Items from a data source
=-=-=
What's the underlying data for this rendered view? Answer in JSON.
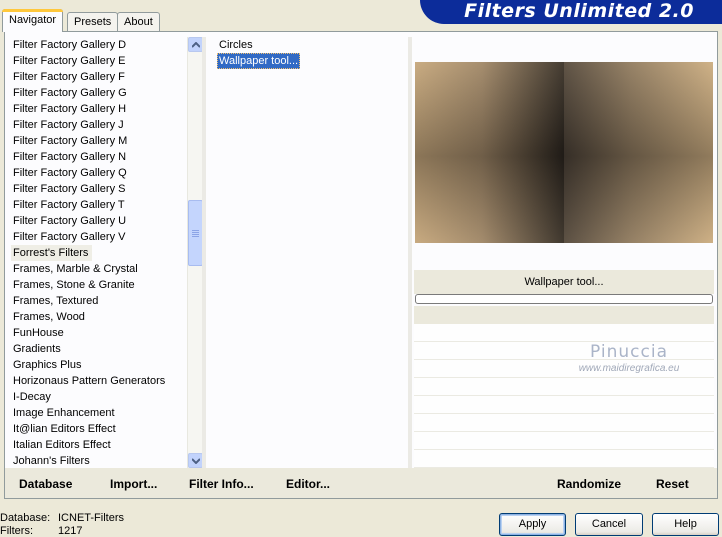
{
  "tabs": [
    "Navigator",
    "Presets",
    "About"
  ],
  "banner_title": "Filters Unlimited 2.0",
  "categories": [
    "Filter Factory Gallery D",
    "Filter Factory Gallery E",
    "Filter Factory Gallery F",
    "Filter Factory Gallery G",
    "Filter Factory Gallery H",
    "Filter Factory Gallery J",
    "Filter Factory Gallery M",
    "Filter Factory Gallery N",
    "Filter Factory Gallery Q",
    "Filter Factory Gallery S",
    "Filter Factory Gallery T",
    "Filter Factory Gallery U",
    "Filter Factory Gallery V",
    "Forrest's Filters",
    "Frames, Marble & Crystal",
    "Frames, Stone & Granite",
    "Frames, Textured",
    "Frames, Wood",
    "FunHouse",
    "Gradients",
    "Graphics Plus",
    "Horizonaus Pattern Generators",
    "I-Decay",
    "Image Enhancement",
    "It@lian Editors Effect",
    "Italian Editors Effect",
    "Johann's Filters"
  ],
  "selected_category": "Forrest's Filters",
  "filters": [
    "Circles",
    "Wallpaper tool..."
  ],
  "selected_filter": "Wallpaper tool...",
  "preview_filter_name": "Wallpaper tool...",
  "watermark": {
    "name": "Pinuccia",
    "site": "www.maidiregrafica.eu"
  },
  "bottom_buttons": {
    "database": "Database",
    "import": "Import...",
    "filter_info": "Filter Info...",
    "editor": "Editor...",
    "randomize": "Randomize",
    "reset": "Reset"
  },
  "status": {
    "database_label": "Database:",
    "database_value": "ICNET-Filters",
    "filters_label": "Filters:",
    "filters_value": "1217"
  },
  "dialog_buttons": {
    "apply": "Apply",
    "cancel": "Cancel",
    "help": "Help"
  },
  "colors": {
    "accent_blue": "#0c2c9a",
    "selection": "#316ac5",
    "preview_light": "#c4a77d",
    "preview_dark": "#25201c"
  },
  "icons": {
    "scroll_up": "chevron-up-icon",
    "scroll_down": "chevron-down-icon"
  }
}
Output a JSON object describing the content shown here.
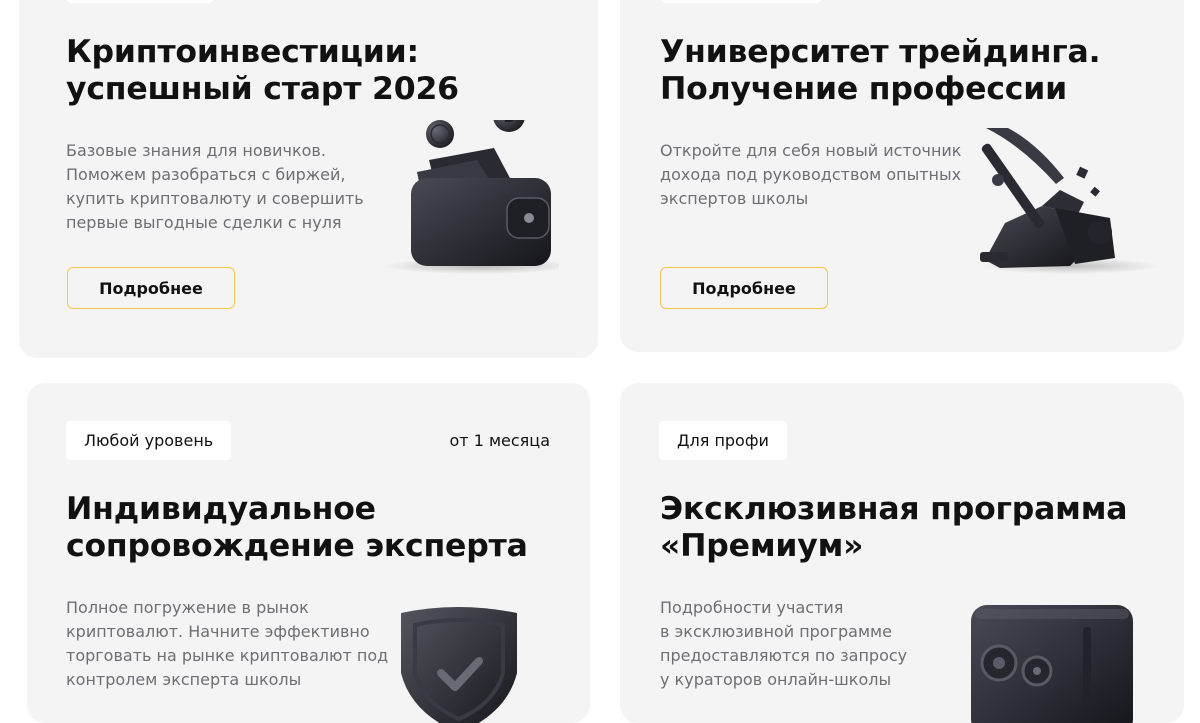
=-=-=
WHAT IS BEING ASKED
Verbatim reproduction of every record is required; images are left out.

COMPLETE OUTPUT
What's the underlying data for this rendered view? Answer in JSON.
{
  "tabs": [
    "Navigator",
    "Presets",
    "About"
  ],
  "banner_title": "Filters Unlimited 2.0",
  "categories": [
    "Filter Factory Gallery D",
    "Filter Factory Gallery E",
    "Filter Factory Gallery F",
    "Filter Factory Gallery G",
    "Filter Factory Gallery H",
    "Filter Factory Gallery J",
    "Filter Factory Gallery M",
    "Filter Factory Gallery N",
    "Filter Factory Gallery Q",
    "Filter Factory Gallery S",
    "Filter Factory Gallery T",
    "Filter Factory Gallery U",
    "Filter Factory Gallery V",
    "Forrest's Filters",
    "Frames, Marble & Crystal",
    "Frames, Stone & Granite",
    "Frames, Textured",
    "Frames, Wood",
    "FunHouse",
    "Gradients",
    "Graphics Plus",
    "Horizonaus Pattern Generators",
    "I-Decay",
    "Image Enhancement",
    "It@lian Editors Effect",
    "Italian Editors Effect",
    "Johann's Filters"
  ],
  "selected_category": "Forrest's Filters",
  "filters": [
    "Circles",
    "Wallpaper tool..."
  ],
  "selected_filter": "Wallpaper tool...",
  "preview_filter_name": "Wallpaper tool...",
  "watermark": {
    "name": "Pinuccia",
    "site": "www.maidiregrafica.eu"
  },
  "bottom_buttons": {
    "database": "Database",
    "import": "Import...",
    "filter_info": "Filter Info...",
    "editor": "Editor...",
    "randomize": "Randomize",
    "reset": "Reset"
  },
  "status": {
    "database_label": "Database:",
    "database_value": "ICNET-Filters",
    "filters_label": "Filters:",
    "filters_value": "1217"
  },
  "dialog_buttons": {
    "apply": "Apply",
    "cancel": "Cancel",
    "help": "Help"
  },
  "colors": {
    "accent_blue": "#0c2c9a",
    "selection": "#316ac5",
    "preview_light": "#c4a77d",
    "preview_dark": "#25201c"
  },
  "icons": {
    "scroll_up": "chevron-up-icon",
    "scroll_down": "chevron-down-icon"
  }
}
Output a JSON object describing the content shown here.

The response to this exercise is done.